• _What is expected_
Gather up every line that includes the string "with".

==== Data rows

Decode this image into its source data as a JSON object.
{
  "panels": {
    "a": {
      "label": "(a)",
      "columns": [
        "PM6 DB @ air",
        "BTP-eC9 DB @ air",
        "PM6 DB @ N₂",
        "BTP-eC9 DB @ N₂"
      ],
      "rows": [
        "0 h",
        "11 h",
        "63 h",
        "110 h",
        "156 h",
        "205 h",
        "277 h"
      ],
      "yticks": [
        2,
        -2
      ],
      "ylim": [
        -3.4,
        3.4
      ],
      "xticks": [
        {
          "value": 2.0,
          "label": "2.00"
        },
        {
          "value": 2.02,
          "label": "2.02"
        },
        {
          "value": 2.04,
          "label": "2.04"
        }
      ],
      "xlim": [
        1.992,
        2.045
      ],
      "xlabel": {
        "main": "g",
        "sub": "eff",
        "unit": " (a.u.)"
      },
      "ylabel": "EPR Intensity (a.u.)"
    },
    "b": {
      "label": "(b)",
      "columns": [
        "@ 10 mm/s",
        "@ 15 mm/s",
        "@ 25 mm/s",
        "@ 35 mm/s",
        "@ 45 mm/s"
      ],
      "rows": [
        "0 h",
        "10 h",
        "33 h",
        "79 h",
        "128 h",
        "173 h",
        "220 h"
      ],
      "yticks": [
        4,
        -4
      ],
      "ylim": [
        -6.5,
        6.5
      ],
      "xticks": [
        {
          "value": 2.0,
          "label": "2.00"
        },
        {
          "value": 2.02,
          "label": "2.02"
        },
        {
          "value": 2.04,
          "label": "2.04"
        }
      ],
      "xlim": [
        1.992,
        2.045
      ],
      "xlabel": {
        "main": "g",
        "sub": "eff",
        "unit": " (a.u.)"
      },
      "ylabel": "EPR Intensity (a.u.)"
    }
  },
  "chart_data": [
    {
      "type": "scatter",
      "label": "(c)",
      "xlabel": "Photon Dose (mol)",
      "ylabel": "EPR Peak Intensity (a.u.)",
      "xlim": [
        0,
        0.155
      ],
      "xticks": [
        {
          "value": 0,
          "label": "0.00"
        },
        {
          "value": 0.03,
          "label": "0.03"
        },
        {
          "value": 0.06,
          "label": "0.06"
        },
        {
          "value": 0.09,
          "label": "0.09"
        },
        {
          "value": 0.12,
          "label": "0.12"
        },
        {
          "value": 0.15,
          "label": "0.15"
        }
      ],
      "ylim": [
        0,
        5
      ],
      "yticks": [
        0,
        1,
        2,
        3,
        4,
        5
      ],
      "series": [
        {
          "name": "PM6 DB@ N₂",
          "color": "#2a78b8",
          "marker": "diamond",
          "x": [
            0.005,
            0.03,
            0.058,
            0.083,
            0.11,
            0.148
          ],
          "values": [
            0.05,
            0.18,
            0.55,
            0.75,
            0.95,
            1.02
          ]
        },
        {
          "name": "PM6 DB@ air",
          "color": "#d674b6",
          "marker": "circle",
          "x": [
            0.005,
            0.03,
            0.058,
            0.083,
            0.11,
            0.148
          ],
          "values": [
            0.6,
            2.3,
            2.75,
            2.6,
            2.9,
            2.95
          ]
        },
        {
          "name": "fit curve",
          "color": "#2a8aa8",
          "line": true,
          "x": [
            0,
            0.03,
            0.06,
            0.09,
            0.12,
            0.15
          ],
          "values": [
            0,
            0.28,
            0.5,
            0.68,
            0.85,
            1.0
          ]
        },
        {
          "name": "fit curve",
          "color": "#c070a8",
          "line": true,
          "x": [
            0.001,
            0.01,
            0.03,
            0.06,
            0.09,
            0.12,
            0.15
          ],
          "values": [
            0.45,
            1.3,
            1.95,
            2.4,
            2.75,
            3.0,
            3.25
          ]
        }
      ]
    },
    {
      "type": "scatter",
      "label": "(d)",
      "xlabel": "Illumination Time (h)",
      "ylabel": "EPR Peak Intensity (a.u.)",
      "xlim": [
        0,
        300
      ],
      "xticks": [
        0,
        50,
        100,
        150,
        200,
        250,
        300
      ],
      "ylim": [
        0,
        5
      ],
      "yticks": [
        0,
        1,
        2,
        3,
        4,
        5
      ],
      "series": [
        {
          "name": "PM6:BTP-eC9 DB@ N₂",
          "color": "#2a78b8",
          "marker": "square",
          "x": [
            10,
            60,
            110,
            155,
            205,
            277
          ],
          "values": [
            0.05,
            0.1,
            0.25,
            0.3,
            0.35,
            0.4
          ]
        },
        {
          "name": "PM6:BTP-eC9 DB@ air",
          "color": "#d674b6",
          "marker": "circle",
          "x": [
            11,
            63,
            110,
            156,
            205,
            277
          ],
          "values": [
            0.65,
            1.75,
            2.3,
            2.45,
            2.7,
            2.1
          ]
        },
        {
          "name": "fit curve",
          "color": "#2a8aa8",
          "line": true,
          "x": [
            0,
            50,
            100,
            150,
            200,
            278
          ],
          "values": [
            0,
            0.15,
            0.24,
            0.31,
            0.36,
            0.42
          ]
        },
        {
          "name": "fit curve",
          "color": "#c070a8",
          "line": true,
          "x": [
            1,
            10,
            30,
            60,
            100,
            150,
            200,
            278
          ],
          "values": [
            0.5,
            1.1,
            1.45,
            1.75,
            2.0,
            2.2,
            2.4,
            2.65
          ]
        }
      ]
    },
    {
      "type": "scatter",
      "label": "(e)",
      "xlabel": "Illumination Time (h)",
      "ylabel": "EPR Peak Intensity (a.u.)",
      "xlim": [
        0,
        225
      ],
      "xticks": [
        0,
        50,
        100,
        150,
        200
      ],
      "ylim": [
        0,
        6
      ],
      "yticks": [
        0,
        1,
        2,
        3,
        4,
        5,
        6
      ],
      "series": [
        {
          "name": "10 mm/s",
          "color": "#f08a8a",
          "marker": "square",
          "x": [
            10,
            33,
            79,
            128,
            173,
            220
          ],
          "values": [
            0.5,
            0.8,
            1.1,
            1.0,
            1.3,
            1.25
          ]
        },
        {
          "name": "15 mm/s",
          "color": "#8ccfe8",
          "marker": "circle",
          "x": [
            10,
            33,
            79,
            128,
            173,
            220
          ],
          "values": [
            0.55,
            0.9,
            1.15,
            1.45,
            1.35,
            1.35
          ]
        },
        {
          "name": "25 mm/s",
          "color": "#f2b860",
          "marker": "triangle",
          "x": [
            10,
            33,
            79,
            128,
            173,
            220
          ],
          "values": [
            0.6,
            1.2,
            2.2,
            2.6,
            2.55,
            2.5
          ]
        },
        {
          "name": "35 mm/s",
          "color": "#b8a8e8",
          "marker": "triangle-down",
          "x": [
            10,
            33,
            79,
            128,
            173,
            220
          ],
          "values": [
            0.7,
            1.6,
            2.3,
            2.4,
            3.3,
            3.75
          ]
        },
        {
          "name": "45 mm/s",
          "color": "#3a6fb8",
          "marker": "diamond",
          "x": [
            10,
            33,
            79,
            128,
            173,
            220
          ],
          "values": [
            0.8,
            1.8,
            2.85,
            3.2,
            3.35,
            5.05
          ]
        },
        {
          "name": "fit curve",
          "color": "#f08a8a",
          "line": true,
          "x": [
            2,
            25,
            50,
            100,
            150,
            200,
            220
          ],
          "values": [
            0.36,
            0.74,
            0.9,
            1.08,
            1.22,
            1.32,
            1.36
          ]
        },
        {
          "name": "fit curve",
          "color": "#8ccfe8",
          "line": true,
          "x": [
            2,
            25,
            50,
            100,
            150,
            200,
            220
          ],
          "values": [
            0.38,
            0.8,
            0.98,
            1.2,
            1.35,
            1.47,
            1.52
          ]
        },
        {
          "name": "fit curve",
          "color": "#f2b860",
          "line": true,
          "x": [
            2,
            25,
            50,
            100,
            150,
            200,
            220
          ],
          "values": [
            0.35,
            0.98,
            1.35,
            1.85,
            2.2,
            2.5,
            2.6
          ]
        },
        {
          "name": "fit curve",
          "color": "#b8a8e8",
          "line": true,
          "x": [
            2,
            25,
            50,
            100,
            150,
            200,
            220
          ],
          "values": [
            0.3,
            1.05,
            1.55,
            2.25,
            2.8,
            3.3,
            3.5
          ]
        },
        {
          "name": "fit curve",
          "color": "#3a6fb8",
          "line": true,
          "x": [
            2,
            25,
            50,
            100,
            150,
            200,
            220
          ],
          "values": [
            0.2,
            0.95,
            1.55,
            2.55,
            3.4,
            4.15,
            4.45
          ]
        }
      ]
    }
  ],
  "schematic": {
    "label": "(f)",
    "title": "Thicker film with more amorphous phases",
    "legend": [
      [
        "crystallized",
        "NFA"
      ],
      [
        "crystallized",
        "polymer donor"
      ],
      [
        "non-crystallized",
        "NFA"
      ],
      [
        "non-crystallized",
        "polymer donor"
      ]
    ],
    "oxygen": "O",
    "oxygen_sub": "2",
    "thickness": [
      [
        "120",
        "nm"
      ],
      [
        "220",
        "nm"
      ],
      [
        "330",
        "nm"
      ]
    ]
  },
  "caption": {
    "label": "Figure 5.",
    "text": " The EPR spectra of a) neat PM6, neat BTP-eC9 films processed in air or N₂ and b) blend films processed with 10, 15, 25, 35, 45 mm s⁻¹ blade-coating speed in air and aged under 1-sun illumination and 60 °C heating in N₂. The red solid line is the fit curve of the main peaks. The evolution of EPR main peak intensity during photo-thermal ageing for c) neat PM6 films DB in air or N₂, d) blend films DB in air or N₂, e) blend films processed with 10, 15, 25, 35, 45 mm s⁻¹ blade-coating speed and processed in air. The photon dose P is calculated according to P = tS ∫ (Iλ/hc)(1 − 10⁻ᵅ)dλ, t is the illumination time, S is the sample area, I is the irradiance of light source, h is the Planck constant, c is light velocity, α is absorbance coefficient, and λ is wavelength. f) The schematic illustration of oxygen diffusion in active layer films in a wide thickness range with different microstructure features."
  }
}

========

• _Correct answer_
    "title": "Thicker film with more amorphous phases",
    "text": " The EPR spectra of a) neat PM6, neat BTP-eC9 films processed in air or N₂ and b) blend films processed with 10, 15, 25, 35, 45 mm s⁻¹ blade-coating speed in air and aged under 1-sun illumination and 60 °C heating in N₂. The red solid line is the fit curve of the main peaks. The evolution of EPR main peak intensity during photo-thermal ageing for c) neat PM6 films DB in air or N₂, d) blend films DB in air or N₂, e) blend films processed with 10, 15, 25, 35, 45 mm s⁻¹ blade-coating speed and processed in air. The photon dose P is calculated according to P = tS ∫ (Iλ/hc)(1 − 10⁻ᵅ)dλ, t is the illumination time, S is the sample area, I is the irradiance of light source, h is the Planck constant, c is light velocity, α is absorbance coefficient, and λ is wavelength. f) The schematic illustration of oxygen diffusion in active layer films in a wide thickness range with different microstructure features."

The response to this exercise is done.